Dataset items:
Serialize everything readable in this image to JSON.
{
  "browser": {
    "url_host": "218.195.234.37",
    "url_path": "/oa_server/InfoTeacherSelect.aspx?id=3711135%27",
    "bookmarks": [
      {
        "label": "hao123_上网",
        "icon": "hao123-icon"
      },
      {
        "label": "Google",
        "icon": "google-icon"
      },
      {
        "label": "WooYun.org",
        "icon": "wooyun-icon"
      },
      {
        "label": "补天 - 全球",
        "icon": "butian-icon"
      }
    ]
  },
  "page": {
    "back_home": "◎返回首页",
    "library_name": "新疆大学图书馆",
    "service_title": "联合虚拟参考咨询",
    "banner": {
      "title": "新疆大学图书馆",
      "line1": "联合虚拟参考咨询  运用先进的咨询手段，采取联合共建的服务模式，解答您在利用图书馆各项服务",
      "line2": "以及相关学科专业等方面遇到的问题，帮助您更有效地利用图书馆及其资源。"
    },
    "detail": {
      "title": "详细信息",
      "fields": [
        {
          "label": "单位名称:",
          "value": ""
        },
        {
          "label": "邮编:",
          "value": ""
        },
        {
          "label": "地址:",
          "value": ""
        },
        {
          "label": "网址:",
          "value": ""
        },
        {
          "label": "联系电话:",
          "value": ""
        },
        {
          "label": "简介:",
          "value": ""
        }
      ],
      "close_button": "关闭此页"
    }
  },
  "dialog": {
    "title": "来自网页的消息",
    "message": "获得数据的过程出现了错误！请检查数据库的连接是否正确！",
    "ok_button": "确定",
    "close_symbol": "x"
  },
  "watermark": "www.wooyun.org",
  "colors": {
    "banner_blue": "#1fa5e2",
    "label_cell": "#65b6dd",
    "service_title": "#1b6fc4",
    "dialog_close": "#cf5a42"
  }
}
* * *
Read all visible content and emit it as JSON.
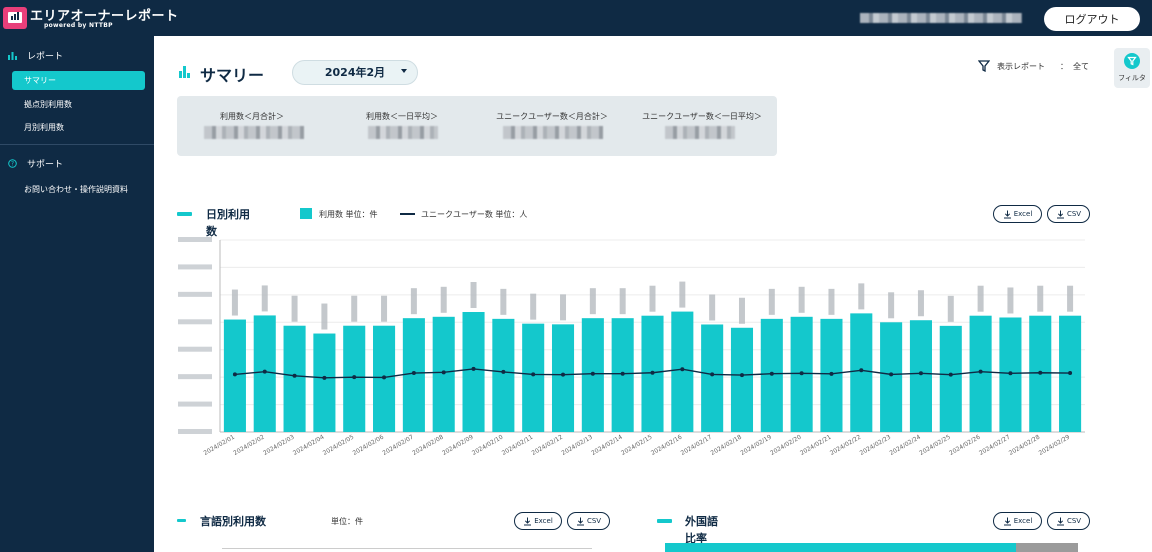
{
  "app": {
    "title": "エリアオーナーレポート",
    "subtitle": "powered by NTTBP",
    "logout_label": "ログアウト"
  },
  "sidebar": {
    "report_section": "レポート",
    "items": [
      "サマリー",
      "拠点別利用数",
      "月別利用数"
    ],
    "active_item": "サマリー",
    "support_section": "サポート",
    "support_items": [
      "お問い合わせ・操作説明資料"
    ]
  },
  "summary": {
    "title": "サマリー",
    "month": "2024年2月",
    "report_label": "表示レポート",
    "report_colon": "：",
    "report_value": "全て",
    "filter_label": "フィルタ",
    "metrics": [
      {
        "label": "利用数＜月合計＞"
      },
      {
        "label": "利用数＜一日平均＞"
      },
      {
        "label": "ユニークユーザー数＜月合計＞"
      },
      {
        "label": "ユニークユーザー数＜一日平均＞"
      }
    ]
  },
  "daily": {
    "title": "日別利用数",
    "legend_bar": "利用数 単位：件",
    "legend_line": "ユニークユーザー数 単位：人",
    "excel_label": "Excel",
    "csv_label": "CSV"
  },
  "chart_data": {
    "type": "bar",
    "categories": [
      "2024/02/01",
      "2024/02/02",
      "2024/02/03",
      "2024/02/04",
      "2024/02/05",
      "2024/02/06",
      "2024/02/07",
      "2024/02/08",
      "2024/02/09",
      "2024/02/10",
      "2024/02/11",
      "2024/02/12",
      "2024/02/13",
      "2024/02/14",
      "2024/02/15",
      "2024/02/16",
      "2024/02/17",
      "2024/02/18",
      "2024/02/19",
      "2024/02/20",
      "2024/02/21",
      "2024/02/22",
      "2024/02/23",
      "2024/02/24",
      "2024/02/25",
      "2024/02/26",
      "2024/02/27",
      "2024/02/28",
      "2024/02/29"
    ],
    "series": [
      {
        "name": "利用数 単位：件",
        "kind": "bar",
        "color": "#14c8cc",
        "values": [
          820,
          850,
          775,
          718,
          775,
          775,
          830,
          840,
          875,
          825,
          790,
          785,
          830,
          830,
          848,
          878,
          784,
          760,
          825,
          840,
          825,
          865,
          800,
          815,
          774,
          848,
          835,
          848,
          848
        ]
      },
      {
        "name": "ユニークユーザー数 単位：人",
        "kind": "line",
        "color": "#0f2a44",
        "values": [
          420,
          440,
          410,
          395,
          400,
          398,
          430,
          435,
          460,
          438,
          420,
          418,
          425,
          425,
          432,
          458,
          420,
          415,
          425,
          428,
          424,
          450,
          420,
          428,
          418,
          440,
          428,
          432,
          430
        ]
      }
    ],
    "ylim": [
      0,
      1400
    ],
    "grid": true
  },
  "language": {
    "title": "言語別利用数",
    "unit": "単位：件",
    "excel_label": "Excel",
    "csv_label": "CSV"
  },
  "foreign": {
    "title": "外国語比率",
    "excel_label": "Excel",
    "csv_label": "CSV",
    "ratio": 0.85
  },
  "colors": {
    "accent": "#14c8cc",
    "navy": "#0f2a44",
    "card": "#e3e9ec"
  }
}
--
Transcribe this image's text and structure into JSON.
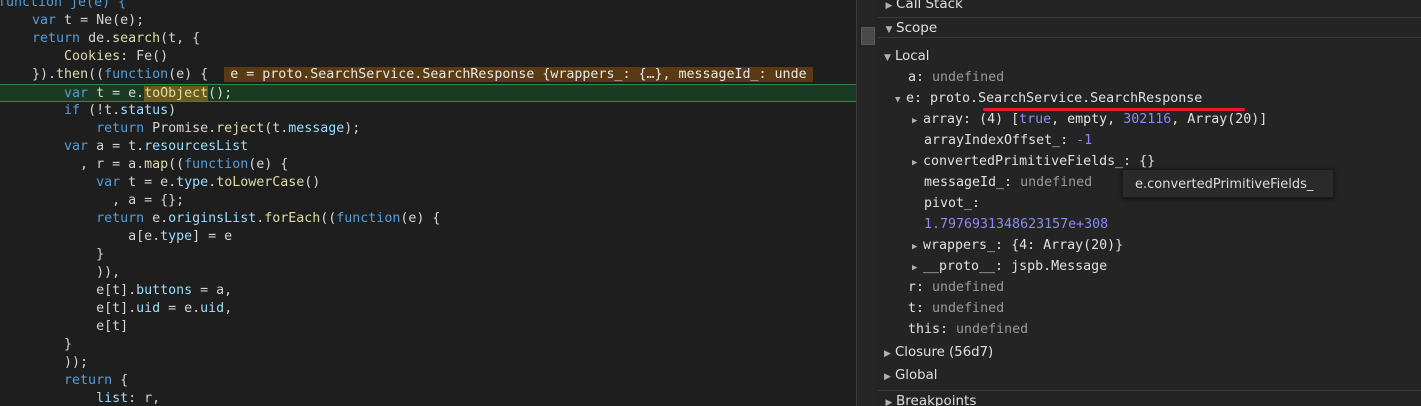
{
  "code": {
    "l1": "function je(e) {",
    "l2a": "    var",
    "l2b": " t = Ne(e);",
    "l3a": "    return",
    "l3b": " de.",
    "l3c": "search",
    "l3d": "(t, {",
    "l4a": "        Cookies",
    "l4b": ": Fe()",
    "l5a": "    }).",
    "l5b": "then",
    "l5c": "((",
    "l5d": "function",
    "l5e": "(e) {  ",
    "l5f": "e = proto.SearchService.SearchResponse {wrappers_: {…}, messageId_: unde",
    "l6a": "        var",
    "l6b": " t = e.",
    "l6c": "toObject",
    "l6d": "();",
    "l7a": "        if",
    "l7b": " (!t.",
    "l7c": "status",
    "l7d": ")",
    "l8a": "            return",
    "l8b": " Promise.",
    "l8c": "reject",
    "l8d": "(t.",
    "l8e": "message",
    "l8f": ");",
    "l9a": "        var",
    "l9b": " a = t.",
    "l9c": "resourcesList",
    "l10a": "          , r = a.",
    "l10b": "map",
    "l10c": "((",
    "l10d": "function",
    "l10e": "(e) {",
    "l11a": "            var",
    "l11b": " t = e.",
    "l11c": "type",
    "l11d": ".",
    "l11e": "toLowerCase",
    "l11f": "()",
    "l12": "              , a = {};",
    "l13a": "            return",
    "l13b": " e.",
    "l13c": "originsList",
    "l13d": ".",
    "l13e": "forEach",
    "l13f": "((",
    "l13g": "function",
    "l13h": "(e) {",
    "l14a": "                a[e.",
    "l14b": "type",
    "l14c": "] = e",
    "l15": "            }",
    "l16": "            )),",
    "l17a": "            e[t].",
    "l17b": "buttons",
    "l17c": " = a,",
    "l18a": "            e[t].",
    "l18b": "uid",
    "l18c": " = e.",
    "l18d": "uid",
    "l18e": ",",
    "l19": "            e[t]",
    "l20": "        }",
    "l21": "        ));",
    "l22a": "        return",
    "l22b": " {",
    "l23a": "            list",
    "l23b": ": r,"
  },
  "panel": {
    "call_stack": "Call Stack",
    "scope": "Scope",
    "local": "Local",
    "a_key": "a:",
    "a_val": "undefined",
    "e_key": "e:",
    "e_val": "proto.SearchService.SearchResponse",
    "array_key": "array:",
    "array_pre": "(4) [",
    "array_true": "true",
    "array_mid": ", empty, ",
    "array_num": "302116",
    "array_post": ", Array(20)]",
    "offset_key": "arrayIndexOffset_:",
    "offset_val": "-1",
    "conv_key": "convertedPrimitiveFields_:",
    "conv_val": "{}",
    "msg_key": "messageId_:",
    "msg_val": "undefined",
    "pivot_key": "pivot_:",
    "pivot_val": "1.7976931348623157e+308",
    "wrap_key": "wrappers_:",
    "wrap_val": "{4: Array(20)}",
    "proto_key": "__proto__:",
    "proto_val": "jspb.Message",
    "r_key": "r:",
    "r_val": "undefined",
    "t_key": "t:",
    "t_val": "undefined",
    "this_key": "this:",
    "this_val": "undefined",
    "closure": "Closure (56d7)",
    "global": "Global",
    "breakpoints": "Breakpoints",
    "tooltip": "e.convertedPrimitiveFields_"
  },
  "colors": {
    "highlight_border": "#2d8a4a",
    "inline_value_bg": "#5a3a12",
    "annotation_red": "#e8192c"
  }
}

§ **Task statement**
Looking back at the lines above, state how many contain the word "image", and supply nothing besides the number.

§ **Written response**
2